### Your instructions
Gather all lines with the word "Manage" in them.
━━ Dataset rows
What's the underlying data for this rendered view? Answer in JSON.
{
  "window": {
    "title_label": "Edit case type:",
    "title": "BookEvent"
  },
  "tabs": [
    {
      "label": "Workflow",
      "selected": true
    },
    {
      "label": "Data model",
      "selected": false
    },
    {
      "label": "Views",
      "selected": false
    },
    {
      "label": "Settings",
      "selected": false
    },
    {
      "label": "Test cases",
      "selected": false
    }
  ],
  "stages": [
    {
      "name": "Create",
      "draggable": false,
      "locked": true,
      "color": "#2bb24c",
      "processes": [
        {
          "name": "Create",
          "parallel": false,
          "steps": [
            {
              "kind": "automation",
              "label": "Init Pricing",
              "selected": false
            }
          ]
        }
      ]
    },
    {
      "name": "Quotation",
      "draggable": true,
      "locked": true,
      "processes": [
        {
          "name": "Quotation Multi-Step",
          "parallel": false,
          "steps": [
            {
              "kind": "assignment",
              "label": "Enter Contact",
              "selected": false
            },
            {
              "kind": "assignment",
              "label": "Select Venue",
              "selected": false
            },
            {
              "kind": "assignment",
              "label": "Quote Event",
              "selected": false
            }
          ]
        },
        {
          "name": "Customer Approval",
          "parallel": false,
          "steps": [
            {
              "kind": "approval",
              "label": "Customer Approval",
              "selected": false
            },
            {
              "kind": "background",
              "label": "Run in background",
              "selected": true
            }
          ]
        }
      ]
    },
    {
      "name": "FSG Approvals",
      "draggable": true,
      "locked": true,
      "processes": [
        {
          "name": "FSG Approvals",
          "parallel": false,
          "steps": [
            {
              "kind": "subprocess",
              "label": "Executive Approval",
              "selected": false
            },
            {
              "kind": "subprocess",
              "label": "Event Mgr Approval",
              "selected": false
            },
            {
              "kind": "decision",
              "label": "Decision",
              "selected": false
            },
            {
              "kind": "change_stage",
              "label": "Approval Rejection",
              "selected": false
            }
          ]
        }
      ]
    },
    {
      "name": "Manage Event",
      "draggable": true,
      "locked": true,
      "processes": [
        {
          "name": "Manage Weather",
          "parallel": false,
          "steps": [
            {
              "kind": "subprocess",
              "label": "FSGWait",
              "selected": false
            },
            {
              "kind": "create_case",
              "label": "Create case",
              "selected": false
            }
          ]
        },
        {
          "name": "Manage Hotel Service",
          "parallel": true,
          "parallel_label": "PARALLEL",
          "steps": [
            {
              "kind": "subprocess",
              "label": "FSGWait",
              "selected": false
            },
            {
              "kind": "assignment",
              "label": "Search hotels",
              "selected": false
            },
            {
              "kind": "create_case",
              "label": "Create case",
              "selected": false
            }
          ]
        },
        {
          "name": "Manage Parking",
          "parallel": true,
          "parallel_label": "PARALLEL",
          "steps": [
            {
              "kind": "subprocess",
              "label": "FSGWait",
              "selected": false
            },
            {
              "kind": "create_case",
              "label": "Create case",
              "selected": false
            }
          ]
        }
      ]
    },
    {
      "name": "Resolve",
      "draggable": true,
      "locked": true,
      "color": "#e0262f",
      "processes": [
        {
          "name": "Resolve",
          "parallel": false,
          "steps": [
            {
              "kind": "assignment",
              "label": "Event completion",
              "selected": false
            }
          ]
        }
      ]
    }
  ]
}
━━━━
### Response below
      "name": "Manage Event",
          "name": "Manage Weather",
          "name": "Manage Hotel Service",
          "name": "Manage Parking",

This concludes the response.